Look through the data for the string "VITRY". Copy every line where it is found.

■ **Material for this task**
··········
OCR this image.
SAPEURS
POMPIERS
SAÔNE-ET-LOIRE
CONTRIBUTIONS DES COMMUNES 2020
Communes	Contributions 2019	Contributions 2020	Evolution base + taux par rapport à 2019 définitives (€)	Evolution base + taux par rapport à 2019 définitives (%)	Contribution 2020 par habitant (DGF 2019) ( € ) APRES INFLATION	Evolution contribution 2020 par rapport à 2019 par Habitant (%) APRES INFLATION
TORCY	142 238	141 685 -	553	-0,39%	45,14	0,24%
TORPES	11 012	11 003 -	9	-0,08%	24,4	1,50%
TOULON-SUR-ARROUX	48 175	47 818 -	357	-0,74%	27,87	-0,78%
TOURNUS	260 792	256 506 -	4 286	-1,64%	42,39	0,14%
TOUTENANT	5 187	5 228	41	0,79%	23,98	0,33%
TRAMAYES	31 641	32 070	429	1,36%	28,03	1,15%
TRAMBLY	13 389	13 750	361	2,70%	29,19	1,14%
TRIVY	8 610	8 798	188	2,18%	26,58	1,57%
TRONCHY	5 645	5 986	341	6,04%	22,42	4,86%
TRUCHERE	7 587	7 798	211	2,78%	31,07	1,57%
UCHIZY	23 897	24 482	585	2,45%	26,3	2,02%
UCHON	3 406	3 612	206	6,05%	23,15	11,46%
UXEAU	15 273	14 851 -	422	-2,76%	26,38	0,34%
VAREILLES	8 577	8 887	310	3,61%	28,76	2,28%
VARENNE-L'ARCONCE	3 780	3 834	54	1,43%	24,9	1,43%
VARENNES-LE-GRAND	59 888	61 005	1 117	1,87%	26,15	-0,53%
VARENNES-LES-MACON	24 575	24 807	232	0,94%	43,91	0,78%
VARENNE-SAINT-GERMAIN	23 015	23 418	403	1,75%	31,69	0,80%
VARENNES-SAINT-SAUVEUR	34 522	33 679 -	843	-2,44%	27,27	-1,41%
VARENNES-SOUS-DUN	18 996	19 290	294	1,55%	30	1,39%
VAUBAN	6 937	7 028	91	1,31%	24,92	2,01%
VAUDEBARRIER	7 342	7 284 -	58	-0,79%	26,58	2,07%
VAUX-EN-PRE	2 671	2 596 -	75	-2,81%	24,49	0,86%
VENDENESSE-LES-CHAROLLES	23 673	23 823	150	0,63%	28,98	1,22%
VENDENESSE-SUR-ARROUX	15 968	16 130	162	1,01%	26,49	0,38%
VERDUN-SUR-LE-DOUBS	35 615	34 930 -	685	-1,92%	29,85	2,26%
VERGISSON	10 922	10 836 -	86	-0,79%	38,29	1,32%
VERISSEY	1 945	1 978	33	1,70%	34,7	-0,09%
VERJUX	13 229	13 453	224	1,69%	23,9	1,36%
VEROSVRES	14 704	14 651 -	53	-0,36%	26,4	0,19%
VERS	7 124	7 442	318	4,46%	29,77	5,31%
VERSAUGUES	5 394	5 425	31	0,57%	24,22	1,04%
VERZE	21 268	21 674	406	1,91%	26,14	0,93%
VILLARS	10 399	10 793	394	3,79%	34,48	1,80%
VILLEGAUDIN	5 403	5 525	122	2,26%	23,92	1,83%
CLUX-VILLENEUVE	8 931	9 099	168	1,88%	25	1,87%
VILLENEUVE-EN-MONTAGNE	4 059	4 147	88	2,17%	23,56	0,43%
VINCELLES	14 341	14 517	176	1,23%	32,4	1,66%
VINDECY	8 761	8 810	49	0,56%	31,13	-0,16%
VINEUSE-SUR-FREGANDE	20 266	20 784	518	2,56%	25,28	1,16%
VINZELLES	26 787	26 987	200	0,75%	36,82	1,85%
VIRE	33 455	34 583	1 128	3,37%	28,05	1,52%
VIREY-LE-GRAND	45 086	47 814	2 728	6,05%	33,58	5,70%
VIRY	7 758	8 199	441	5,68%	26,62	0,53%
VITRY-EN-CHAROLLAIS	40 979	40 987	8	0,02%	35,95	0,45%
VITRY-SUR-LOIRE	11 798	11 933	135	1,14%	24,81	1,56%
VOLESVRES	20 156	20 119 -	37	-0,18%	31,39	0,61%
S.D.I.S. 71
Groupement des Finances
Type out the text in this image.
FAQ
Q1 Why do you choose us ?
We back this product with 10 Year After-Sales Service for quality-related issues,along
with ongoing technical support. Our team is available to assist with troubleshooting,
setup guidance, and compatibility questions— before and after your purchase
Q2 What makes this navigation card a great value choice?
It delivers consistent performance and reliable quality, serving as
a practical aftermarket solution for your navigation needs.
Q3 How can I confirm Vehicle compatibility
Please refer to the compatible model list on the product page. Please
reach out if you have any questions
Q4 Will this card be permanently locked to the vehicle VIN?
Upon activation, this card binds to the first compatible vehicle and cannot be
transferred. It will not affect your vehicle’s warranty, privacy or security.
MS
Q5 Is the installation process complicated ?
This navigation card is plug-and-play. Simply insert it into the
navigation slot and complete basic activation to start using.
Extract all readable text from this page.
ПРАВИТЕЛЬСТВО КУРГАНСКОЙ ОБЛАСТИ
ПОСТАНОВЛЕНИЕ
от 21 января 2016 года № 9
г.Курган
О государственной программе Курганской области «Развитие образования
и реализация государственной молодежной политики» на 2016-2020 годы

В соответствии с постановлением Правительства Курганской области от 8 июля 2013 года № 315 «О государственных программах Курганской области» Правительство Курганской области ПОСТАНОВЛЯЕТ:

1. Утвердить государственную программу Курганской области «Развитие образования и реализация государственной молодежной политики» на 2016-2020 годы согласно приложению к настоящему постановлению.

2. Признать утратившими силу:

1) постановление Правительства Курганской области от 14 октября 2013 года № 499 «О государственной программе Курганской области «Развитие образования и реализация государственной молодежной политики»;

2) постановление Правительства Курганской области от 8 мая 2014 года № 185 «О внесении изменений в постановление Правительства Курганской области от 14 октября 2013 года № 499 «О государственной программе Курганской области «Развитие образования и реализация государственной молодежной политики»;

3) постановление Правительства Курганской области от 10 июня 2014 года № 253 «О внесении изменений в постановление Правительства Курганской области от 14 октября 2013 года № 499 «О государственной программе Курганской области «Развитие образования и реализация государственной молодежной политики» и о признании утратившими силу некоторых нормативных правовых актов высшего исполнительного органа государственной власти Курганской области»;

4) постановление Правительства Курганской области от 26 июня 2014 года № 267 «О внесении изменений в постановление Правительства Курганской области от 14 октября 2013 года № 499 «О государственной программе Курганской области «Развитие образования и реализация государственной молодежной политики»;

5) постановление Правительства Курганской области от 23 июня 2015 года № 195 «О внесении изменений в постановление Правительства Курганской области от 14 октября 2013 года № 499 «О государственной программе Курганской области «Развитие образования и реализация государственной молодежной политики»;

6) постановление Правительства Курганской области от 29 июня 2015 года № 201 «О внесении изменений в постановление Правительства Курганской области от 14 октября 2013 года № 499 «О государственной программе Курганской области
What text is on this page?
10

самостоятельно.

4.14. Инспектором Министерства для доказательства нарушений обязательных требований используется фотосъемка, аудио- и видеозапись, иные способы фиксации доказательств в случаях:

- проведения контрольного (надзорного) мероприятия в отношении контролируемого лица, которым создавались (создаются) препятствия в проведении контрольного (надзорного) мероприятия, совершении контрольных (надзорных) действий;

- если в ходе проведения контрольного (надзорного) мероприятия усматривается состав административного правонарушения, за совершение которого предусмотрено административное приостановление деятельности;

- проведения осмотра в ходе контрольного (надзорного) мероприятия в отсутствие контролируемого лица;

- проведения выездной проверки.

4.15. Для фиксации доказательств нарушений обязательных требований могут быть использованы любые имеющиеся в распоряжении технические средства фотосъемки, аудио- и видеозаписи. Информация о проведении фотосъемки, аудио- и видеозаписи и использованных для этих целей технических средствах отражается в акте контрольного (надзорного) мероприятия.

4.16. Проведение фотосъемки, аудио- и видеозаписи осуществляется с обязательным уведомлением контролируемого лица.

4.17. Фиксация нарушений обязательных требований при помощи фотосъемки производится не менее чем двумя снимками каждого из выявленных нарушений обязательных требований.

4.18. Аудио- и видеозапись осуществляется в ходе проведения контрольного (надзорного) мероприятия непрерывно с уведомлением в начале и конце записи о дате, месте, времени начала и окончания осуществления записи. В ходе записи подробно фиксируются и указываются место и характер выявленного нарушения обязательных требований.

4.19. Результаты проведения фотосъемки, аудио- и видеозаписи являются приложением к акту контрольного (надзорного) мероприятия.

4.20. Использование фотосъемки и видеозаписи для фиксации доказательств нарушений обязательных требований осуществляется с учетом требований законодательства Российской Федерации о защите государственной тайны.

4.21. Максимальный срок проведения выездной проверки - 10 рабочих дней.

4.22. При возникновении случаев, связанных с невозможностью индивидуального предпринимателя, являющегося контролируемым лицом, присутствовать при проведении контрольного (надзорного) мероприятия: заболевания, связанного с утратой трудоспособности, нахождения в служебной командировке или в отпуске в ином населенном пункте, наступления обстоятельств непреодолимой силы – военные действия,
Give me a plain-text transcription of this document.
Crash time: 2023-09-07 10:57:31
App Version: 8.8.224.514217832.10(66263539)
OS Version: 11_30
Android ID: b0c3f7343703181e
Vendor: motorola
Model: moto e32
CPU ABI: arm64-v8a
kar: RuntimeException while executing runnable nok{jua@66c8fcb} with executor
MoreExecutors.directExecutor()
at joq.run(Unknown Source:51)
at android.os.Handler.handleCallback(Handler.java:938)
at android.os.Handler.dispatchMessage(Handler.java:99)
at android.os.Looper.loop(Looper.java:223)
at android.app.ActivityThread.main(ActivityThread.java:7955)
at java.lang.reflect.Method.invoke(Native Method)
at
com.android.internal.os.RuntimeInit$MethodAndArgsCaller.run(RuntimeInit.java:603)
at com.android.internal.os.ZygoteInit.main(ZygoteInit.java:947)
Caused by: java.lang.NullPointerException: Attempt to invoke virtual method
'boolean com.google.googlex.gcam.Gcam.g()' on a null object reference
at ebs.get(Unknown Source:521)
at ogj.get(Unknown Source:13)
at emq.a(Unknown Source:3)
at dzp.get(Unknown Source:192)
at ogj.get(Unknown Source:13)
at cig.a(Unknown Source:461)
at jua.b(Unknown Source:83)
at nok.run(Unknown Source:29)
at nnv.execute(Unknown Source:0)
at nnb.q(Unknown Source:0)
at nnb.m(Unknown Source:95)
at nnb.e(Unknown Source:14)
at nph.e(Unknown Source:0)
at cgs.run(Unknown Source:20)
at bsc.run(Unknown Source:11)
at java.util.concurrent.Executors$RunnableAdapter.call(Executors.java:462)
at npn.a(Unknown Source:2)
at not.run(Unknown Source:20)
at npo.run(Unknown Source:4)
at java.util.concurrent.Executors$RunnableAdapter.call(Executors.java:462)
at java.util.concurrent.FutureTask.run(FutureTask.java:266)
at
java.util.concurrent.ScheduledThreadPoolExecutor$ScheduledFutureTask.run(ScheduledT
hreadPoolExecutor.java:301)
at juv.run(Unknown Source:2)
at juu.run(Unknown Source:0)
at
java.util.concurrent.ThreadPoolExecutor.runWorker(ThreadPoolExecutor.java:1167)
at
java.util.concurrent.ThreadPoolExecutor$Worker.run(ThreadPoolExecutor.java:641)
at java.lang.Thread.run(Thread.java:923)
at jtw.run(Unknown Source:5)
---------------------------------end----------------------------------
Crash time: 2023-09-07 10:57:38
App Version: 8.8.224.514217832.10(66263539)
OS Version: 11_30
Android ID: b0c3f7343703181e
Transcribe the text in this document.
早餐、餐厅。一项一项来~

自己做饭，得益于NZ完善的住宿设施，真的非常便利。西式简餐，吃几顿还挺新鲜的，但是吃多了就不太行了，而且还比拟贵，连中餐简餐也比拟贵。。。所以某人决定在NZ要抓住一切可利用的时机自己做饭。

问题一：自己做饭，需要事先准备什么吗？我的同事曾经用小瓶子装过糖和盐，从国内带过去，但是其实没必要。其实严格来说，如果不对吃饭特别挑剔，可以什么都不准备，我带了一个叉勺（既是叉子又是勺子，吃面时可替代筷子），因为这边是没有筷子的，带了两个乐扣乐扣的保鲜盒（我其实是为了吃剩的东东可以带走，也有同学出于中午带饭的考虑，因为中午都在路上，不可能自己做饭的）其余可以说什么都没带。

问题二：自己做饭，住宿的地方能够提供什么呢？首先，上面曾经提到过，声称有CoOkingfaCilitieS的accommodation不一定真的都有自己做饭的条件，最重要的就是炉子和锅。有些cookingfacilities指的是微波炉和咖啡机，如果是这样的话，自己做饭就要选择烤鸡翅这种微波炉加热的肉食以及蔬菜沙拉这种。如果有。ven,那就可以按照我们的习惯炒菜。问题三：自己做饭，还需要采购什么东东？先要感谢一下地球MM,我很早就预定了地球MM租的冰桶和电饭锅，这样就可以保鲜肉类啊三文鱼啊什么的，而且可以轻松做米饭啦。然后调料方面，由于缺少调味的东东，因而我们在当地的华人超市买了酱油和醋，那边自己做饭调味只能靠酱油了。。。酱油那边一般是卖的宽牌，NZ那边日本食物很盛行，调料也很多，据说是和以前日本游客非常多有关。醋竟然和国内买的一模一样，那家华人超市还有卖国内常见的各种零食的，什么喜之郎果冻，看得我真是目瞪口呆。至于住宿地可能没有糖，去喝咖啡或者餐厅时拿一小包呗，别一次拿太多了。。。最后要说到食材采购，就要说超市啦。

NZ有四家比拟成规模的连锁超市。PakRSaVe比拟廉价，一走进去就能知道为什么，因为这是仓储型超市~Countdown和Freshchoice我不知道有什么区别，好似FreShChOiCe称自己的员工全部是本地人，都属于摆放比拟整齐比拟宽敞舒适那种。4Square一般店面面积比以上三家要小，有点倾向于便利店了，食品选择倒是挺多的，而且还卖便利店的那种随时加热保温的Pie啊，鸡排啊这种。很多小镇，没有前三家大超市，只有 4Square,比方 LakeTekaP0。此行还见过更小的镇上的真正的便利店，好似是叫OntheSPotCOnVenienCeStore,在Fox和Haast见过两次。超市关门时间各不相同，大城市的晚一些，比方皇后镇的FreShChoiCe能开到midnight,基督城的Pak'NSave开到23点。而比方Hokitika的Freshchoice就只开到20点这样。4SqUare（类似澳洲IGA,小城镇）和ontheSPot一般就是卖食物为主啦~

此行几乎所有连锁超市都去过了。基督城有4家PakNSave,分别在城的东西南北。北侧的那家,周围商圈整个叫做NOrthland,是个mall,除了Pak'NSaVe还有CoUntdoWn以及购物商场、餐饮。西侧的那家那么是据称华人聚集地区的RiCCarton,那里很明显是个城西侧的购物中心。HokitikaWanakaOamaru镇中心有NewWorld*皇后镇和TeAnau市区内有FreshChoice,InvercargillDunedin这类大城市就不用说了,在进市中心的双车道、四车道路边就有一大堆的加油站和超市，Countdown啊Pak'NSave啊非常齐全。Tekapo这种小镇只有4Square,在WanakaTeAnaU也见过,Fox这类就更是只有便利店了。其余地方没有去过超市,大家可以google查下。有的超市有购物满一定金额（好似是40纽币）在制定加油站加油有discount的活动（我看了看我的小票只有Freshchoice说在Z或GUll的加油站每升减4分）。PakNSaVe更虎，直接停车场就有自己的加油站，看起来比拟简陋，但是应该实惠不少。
··········
■ **Full answer**
VITRY-EN-CHAROLLAIS	40 979	40 987	8	0,02%	35,95	0,45%
VITRY-SUR-LOIRE	11 798	11 933	135	1,14%	24,81	1,56%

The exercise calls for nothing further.